-- START Given data --

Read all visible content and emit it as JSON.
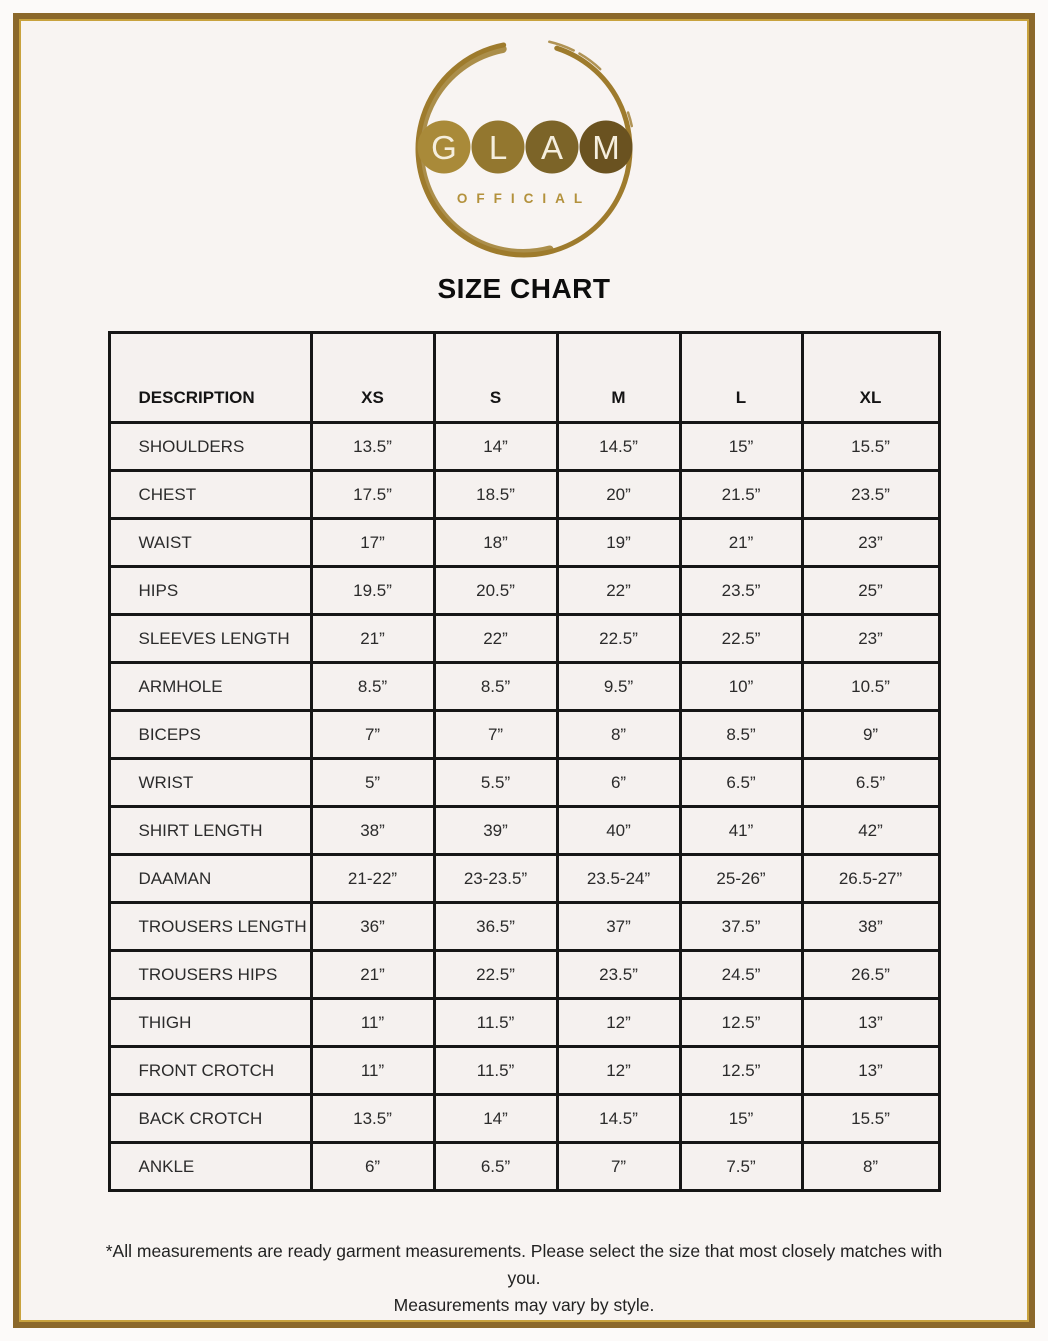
{
  "page": {
    "title": "SIZE CHART"
  },
  "logo": {
    "letters": [
      "G",
      "L",
      "A",
      "M"
    ],
    "subtitle": "OFFICIAL",
    "circle_colors": [
      "#a98a39",
      "#93772f",
      "#7c6428",
      "#6a5220"
    ],
    "letter_color": "#f5eedd",
    "ring_color": "#9e7b2d",
    "subtitle_color": "#b3913c"
  },
  "footer": {
    "line1": "*All measurements are ready garment measurements. Please select the size that most closely matches with you.",
    "line2": "Measurements may vary by style."
  },
  "chart_data": {
    "type": "table",
    "columns": [
      "DESCRIPTION",
      "XS",
      "S",
      "M",
      "L",
      "XL"
    ],
    "rows": [
      {
        "label": "SHOULDERS",
        "values": [
          "13.5”",
          "14”",
          "14.5”",
          "15”",
          "15.5”"
        ]
      },
      {
        "label": "CHEST",
        "values": [
          "17.5”",
          "18.5”",
          "20”",
          "21.5”",
          "23.5”"
        ]
      },
      {
        "label": "WAIST",
        "values": [
          "17”",
          "18”",
          "19”",
          "21”",
          "23”"
        ]
      },
      {
        "label": "HIPS",
        "values": [
          "19.5”",
          "20.5”",
          "22”",
          "23.5”",
          "25”"
        ]
      },
      {
        "label": "SLEEVES LENGTH",
        "values": [
          "21”",
          "22”",
          "22.5”",
          "22.5”",
          "23”"
        ]
      },
      {
        "label": "ARMHOLE",
        "values": [
          "8.5”",
          "8.5”",
          "9.5”",
          "10”",
          "10.5”"
        ]
      },
      {
        "label": "BICEPS",
        "values": [
          "7”",
          "7”",
          "8”",
          "8.5”",
          "9”"
        ]
      },
      {
        "label": "WRIST",
        "values": [
          "5”",
          "5.5”",
          "6”",
          "6.5”",
          "6.5”"
        ]
      },
      {
        "label": "SHIRT LENGTH",
        "values": [
          "38”",
          "39”",
          "40”",
          "41”",
          "42”"
        ]
      },
      {
        "label": "DAAMAN",
        "values": [
          "21-22”",
          "23-23.5”",
          "23.5-24”",
          "25-26”",
          "26.5-27”"
        ]
      },
      {
        "label": "TROUSERS LENGTH",
        "values": [
          "36”",
          "36.5”",
          "37”",
          "37.5”",
          "38”"
        ]
      },
      {
        "label": "TROUSERS HIPS",
        "values": [
          "21”",
          "22.5”",
          "23.5”",
          "24.5”",
          "26.5”"
        ]
      },
      {
        "label": "THIGH",
        "values": [
          "11”",
          "11.5”",
          "12”",
          "12.5”",
          "13”"
        ]
      },
      {
        "label": "FRONT CROTCH",
        "values": [
          "11”",
          "11.5”",
          "12”",
          "12.5”",
          "13”"
        ]
      },
      {
        "label": "BACK CROTCH",
        "values": [
          "13.5”",
          "14”",
          "14.5”",
          "15”",
          "15.5”"
        ]
      },
      {
        "label": "ANKLE",
        "values": [
          "6”",
          "6.5”",
          "7”",
          "7.5”",
          "8”"
        ]
      }
    ]
  }
}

-- END Given data --

→ Given problem: Leaving the pictures aside, transcribe the entire listing exactly.

→ Expected answer:
Read all visible content and emit it as JSON.
{
  "page": {
    "title": "SIZE CHART"
  },
  "logo": {
    "letters": [
      "G",
      "L",
      "A",
      "M"
    ],
    "subtitle": "OFFICIAL",
    "circle_colors": [
      "#a98a39",
      "#93772f",
      "#7c6428",
      "#6a5220"
    ],
    "letter_color": "#f5eedd",
    "ring_color": "#9e7b2d",
    "subtitle_color": "#b3913c"
  },
  "footer": {
    "line1": "*All measurements are ready garment measurements. Please select the size that most closely matches with you.",
    "line2": "Measurements may vary by style."
  },
  "chart_data": {
    "type": "table",
    "columns": [
      "DESCRIPTION",
      "XS",
      "S",
      "M",
      "L",
      "XL"
    ],
    "rows": [
      {
        "label": "SHOULDERS",
        "values": [
          "13.5”",
          "14”",
          "14.5”",
          "15”",
          "15.5”"
        ]
      },
      {
        "label": "CHEST",
        "values": [
          "17.5”",
          "18.5”",
          "20”",
          "21.5”",
          "23.5”"
        ]
      },
      {
        "label": "WAIST",
        "values": [
          "17”",
          "18”",
          "19”",
          "21”",
          "23”"
        ]
      },
      {
        "label": "HIPS",
        "values": [
          "19.5”",
          "20.5”",
          "22”",
          "23.5”",
          "25”"
        ]
      },
      {
        "label": "SLEEVES LENGTH",
        "values": [
          "21”",
          "22”",
          "22.5”",
          "22.5”",
          "23”"
        ]
      },
      {
        "label": "ARMHOLE",
        "values": [
          "8.5”",
          "8.5”",
          "9.5”",
          "10”",
          "10.5”"
        ]
      },
      {
        "label": "BICEPS",
        "values": [
          "7”",
          "7”",
          "8”",
          "8.5”",
          "9”"
        ]
      },
      {
        "label": "WRIST",
        "values": [
          "5”",
          "5.5”",
          "6”",
          "6.5”",
          "6.5”"
        ]
      },
      {
        "label": "SHIRT LENGTH",
        "values": [
          "38”",
          "39”",
          "40”",
          "41”",
          "42”"
        ]
      },
      {
        "label": "DAAMAN",
        "values": [
          "21-22”",
          "23-23.5”",
          "23.5-24”",
          "25-26”",
          "26.5-27”"
        ]
      },
      {
        "label": "TROUSERS LENGTH",
        "values": [
          "36”",
          "36.5”",
          "37”",
          "37.5”",
          "38”"
        ]
      },
      {
        "label": "TROUSERS HIPS",
        "values": [
          "21”",
          "22.5”",
          "23.5”",
          "24.5”",
          "26.5”"
        ]
      },
      {
        "label": "THIGH",
        "values": [
          "11”",
          "11.5”",
          "12”",
          "12.5”",
          "13”"
        ]
      },
      {
        "label": "FRONT CROTCH",
        "values": [
          "11”",
          "11.5”",
          "12”",
          "12.5”",
          "13”"
        ]
      },
      {
        "label": "BACK CROTCH",
        "values": [
          "13.5”",
          "14”",
          "14.5”",
          "15”",
          "15.5”"
        ]
      },
      {
        "label": "ANKLE",
        "values": [
          "6”",
          "6.5”",
          "7”",
          "7.5”",
          "8”"
        ]
      }
    ]
  }
}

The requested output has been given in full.